## Set task
An exact reproduction of the records is required, with all images left out.

Excerpts from a figure dataset
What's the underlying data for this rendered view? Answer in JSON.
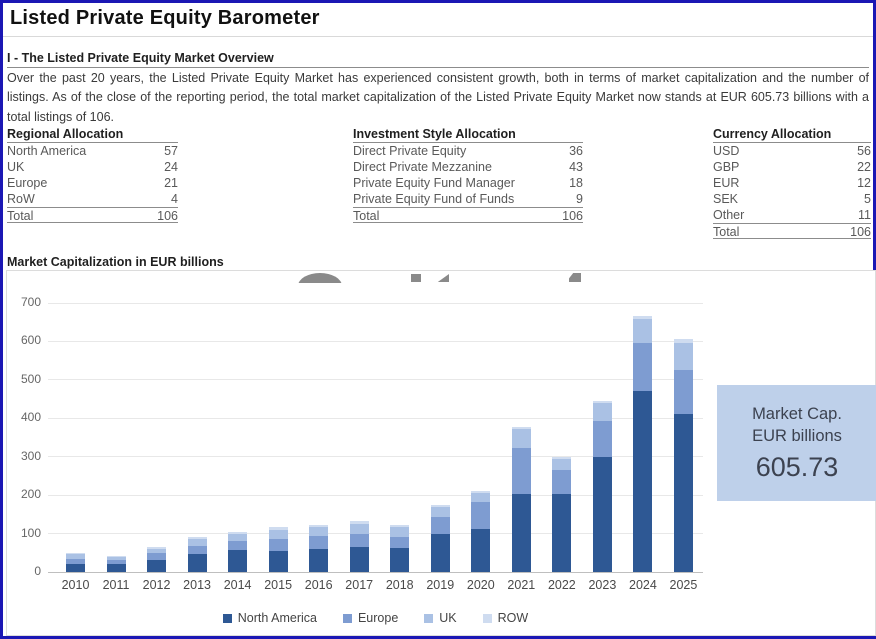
{
  "page": {
    "title": "Listed Private Equity Barometer"
  },
  "overview": {
    "heading": "I - The Listed Private Equity Market Overview",
    "body": "Over the past 20 years, the Listed Private Equity Market has experienced consistent growth, both in terms of market capitalization and the number of listings. As of the close of the reporting period, the total market capitalization of the Listed Private Equity Market now stands at EUR 605.73 billions with a total listings of 106."
  },
  "tables": [
    {
      "title": "Regional Allocation",
      "rows": [
        {
          "label": "North America",
          "value": "57"
        },
        {
          "label": "UK",
          "value": "24"
        },
        {
          "label": "Europe",
          "value": "21"
        },
        {
          "label": "RoW",
          "value": "4"
        }
      ],
      "total": {
        "label": "Total",
        "value": "106"
      }
    },
    {
      "title": "Investment Style Allocation",
      "rows": [
        {
          "label": "Direct Private Equity",
          "value": "36"
        },
        {
          "label": "Direct Private Mezzanine",
          "value": "43"
        },
        {
          "label": "Private Equity Fund Manager",
          "value": "18"
        },
        {
          "label": "Private Equity Fund of Funds",
          "value": "9"
        }
      ],
      "total": {
        "label": "Total",
        "value": "106"
      }
    },
    {
      "title": "Currency Allocation",
      "rows": [
        {
          "label": "USD",
          "value": "56"
        },
        {
          "label": "GBP",
          "value": "22"
        },
        {
          "label": "EUR",
          "value": "12"
        },
        {
          "label": "SEK",
          "value": "5"
        },
        {
          "label": "Other",
          "value": "11"
        }
      ],
      "total": {
        "label": "Total",
        "value": "106"
      }
    }
  ],
  "chart_section": {
    "heading": "Market Capitalization in EUR billions"
  },
  "callout": {
    "line1": "Market Cap.",
    "line2": "EUR billions",
    "value": "605.73"
  },
  "chart_data": {
    "type": "bar",
    "stacked": true,
    "title": "Market Capitalization in EUR billions",
    "categories": [
      "2010",
      "2011",
      "2012",
      "2013",
      "2014",
      "2015",
      "2016",
      "2017",
      "2018",
      "2019",
      "2020",
      "2021",
      "2022",
      "2023",
      "2024",
      "2025"
    ],
    "series": [
      {
        "name": "North America",
        "color": "#2e5894",
        "values": [
          20,
          20,
          32,
          47,
          57,
          55,
          60,
          64,
          62,
          100,
          112,
          202,
          202,
          298,
          472,
          410
        ]
      },
      {
        "name": "Europe",
        "color": "#7e9cd1",
        "values": [
          14,
          11,
          17,
          22,
          24,
          31,
          35,
          36,
          28,
          42,
          70,
          121,
          63,
          94,
          124,
          117
        ]
      },
      {
        "name": "UK",
        "color": "#aac1e4",
        "values": [
          12,
          9,
          11,
          16,
          17,
          24,
          22,
          26,
          27,
          27,
          24,
          48,
          29,
          48,
          62,
          70
        ]
      },
      {
        "name": "ROW",
        "color": "#cfdcf0",
        "values": [
          4,
          3,
          4,
          5,
          5,
          6,
          6,
          7,
          6,
          6,
          6,
          6,
          6,
          6,
          8,
          8.73
        ]
      }
    ],
    "totals": [
      50,
      43,
      64,
      90,
      103,
      116,
      123,
      133,
      123,
      175,
      212,
      377,
      300,
      446,
      666,
      605.73
    ],
    "xlabel": "",
    "ylabel": "",
    "ylim": [
      0,
      700
    ],
    "yticks": [
      0,
      100,
      200,
      300,
      400,
      500,
      600,
      700
    ],
    "grid": true,
    "legend_position": "bottom"
  },
  "colors": {
    "page_border": "#1b17b4",
    "callout_bg": "#bed0ea",
    "gridline": "#e8e8e8",
    "watermark": "#8a8a8a"
  }
}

## Solution for this task
What's the underlying data for this rendered view? Answer in JSON.
{
  "page": {
    "title": "Listed Private Equity Barometer"
  },
  "overview": {
    "heading": "I - The Listed Private Equity Market Overview",
    "body": "Over the past 20 years, the Listed Private Equity Market has experienced consistent growth, both in terms of market capitalization and the number of listings. As of the close of the reporting period, the total market capitalization of the Listed Private Equity Market now stands at EUR 605.73 billions with a total listings of 106."
  },
  "tables": [
    {
      "title": "Regional Allocation",
      "rows": [
        {
          "label": "North America",
          "value": "57"
        },
        {
          "label": "UK",
          "value": "24"
        },
        {
          "label": "Europe",
          "value": "21"
        },
        {
          "label": "RoW",
          "value": "4"
        }
      ],
      "total": {
        "label": "Total",
        "value": "106"
      }
    },
    {
      "title": "Investment Style Allocation",
      "rows": [
        {
          "label": "Direct Private Equity",
          "value": "36"
        },
        {
          "label": "Direct Private Mezzanine",
          "value": "43"
        },
        {
          "label": "Private Equity Fund Manager",
          "value": "18"
        },
        {
          "label": "Private Equity Fund of Funds",
          "value": "9"
        }
      ],
      "total": {
        "label": "Total",
        "value": "106"
      }
    },
    {
      "title": "Currency Allocation",
      "rows": [
        {
          "label": "USD",
          "value": "56"
        },
        {
          "label": "GBP",
          "value": "22"
        },
        {
          "label": "EUR",
          "value": "12"
        },
        {
          "label": "SEK",
          "value": "5"
        },
        {
          "label": "Other",
          "value": "11"
        }
      ],
      "total": {
        "label": "Total",
        "value": "106"
      }
    }
  ],
  "chart_section": {
    "heading": "Market Capitalization in EUR billions"
  },
  "callout": {
    "line1": "Market Cap.",
    "line2": "EUR billions",
    "value": "605.73"
  },
  "chart_data": {
    "type": "bar",
    "stacked": true,
    "title": "Market Capitalization in EUR billions",
    "categories": [
      "2010",
      "2011",
      "2012",
      "2013",
      "2014",
      "2015",
      "2016",
      "2017",
      "2018",
      "2019",
      "2020",
      "2021",
      "2022",
      "2023",
      "2024",
      "2025"
    ],
    "series": [
      {
        "name": "North America",
        "color": "#2e5894",
        "values": [
          20,
          20,
          32,
          47,
          57,
          55,
          60,
          64,
          62,
          100,
          112,
          202,
          202,
          298,
          472,
          410
        ]
      },
      {
        "name": "Europe",
        "color": "#7e9cd1",
        "values": [
          14,
          11,
          17,
          22,
          24,
          31,
          35,
          36,
          28,
          42,
          70,
          121,
          63,
          94,
          124,
          117
        ]
      },
      {
        "name": "UK",
        "color": "#aac1e4",
        "values": [
          12,
          9,
          11,
          16,
          17,
          24,
          22,
          26,
          27,
          27,
          24,
          48,
          29,
          48,
          62,
          70
        ]
      },
      {
        "name": "ROW",
        "color": "#cfdcf0",
        "values": [
          4,
          3,
          4,
          5,
          5,
          6,
          6,
          7,
          6,
          6,
          6,
          6,
          6,
          6,
          8,
          8.73
        ]
      }
    ],
    "totals": [
      50,
      43,
      64,
      90,
      103,
      116,
      123,
      133,
      123,
      175,
      212,
      377,
      300,
      446,
      666,
      605.73
    ],
    "xlabel": "",
    "ylabel": "",
    "ylim": [
      0,
      700
    ],
    "yticks": [
      0,
      100,
      200,
      300,
      400,
      500,
      600,
      700
    ],
    "grid": true,
    "legend_position": "bottom"
  },
  "colors": {
    "page_border": "#1b17b4",
    "callout_bg": "#bed0ea",
    "gridline": "#e8e8e8",
    "watermark": "#8a8a8a"
  }
}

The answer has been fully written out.